PROBLEM TO WORK ON -
Say how many lines in the records include the string "idea", adding no other words.

DATA LINES -

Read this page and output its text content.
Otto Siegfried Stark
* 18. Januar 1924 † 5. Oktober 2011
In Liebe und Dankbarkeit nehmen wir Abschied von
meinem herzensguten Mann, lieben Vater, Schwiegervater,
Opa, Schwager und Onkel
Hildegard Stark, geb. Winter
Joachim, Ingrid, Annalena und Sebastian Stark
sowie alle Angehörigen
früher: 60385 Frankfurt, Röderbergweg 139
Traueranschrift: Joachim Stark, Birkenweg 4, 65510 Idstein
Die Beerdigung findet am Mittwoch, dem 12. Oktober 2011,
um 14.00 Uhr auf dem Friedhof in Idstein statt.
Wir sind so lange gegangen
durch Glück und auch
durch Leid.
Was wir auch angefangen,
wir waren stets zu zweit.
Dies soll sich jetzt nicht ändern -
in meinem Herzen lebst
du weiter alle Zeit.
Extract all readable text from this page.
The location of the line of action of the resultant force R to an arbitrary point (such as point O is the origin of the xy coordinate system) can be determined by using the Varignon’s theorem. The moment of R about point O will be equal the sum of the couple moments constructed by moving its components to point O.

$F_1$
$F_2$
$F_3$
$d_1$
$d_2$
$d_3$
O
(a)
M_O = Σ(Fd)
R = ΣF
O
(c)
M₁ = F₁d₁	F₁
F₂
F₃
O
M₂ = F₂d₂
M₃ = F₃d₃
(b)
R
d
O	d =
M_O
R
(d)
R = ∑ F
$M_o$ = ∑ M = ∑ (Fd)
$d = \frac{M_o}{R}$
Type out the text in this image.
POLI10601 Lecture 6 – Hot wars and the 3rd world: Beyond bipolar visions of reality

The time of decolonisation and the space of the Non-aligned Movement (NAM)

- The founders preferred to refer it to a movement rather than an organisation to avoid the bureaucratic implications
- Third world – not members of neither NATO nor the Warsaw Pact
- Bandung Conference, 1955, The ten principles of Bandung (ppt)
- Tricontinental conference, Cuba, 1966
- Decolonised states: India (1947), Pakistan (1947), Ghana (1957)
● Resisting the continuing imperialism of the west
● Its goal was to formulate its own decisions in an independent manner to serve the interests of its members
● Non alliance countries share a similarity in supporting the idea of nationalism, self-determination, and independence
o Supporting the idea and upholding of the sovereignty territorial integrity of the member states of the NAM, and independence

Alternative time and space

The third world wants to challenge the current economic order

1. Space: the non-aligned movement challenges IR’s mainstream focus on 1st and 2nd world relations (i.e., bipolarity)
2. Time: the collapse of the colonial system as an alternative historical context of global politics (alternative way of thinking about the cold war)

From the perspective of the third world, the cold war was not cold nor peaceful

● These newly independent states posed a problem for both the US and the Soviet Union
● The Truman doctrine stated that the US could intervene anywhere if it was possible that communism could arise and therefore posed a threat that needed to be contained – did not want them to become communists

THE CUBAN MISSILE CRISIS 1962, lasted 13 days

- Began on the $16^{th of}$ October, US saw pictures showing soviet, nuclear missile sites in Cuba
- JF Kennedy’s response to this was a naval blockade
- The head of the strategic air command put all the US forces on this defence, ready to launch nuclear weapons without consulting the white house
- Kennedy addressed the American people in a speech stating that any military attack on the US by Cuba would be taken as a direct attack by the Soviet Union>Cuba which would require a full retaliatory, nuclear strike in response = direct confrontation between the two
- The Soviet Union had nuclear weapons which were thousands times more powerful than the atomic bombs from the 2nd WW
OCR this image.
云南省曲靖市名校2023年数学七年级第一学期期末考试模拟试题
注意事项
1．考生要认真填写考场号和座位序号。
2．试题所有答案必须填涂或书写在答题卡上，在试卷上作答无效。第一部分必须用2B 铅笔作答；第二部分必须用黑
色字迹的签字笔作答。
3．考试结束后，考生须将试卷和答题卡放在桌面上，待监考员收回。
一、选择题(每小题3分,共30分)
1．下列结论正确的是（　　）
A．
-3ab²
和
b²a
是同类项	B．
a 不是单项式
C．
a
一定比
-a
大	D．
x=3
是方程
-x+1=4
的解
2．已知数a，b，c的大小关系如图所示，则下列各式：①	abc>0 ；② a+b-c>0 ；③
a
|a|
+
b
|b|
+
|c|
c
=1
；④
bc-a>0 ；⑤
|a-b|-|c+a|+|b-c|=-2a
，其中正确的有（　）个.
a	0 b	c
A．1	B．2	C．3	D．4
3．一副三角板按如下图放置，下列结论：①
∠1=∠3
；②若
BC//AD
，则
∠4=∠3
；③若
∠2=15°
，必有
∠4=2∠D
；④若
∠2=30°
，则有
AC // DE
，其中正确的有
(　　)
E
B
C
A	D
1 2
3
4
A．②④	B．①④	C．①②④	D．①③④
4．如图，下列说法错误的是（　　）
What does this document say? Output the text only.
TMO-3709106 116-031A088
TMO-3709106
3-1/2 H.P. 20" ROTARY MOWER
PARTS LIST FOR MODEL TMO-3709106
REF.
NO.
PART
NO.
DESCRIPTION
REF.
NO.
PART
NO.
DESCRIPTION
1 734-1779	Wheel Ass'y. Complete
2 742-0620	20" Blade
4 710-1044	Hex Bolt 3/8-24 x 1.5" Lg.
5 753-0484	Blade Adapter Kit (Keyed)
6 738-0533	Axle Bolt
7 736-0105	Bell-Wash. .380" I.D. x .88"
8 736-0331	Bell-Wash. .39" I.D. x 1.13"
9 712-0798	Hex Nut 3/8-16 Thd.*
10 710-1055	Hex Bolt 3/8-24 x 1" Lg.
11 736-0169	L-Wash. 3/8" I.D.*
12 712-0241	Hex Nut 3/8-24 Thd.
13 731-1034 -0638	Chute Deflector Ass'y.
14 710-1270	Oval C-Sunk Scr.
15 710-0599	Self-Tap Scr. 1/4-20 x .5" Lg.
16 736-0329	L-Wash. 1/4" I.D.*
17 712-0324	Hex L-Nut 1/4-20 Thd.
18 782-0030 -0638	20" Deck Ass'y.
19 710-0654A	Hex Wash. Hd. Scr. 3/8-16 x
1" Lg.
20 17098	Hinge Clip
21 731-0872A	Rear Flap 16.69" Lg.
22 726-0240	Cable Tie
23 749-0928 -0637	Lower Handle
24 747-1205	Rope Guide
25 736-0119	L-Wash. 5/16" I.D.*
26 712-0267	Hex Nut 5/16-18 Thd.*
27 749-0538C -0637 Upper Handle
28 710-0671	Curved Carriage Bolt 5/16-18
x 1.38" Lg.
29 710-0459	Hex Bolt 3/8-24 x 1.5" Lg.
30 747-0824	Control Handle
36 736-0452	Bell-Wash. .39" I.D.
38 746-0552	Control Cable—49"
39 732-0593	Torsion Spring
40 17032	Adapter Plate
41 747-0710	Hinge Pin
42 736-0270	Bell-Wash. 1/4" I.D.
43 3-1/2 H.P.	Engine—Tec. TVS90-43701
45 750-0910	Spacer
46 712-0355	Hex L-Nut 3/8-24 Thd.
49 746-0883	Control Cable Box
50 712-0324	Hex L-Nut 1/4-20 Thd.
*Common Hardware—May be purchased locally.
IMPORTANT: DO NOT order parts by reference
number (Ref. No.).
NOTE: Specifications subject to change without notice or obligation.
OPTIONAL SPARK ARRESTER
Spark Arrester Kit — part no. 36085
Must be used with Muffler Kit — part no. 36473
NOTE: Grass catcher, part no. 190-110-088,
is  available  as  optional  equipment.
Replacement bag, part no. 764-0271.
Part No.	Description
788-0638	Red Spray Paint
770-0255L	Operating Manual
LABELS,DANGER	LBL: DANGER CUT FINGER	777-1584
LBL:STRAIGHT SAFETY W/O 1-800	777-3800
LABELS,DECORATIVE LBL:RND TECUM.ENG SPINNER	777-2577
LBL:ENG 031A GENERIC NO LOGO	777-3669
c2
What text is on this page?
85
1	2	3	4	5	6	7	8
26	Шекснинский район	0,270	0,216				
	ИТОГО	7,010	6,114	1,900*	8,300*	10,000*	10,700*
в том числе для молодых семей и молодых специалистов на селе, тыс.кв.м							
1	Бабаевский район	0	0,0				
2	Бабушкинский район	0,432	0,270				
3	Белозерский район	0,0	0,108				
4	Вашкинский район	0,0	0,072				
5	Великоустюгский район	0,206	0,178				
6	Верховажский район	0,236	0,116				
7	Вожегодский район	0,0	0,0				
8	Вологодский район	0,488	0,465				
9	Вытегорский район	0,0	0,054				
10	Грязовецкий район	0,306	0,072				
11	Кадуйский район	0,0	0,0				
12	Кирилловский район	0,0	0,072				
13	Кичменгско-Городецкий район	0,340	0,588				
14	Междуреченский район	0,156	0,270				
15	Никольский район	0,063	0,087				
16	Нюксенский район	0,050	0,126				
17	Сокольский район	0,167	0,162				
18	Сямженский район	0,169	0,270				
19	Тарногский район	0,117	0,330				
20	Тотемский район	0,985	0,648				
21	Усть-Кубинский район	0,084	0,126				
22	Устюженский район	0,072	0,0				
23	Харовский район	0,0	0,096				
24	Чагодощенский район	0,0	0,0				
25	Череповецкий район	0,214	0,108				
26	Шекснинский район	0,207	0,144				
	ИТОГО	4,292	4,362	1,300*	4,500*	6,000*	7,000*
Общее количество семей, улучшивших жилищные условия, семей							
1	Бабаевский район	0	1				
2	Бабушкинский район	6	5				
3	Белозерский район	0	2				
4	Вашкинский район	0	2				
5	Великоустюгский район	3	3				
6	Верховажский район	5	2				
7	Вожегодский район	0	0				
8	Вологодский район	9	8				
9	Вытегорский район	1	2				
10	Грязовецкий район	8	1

ANSWER TO THE TASK -
2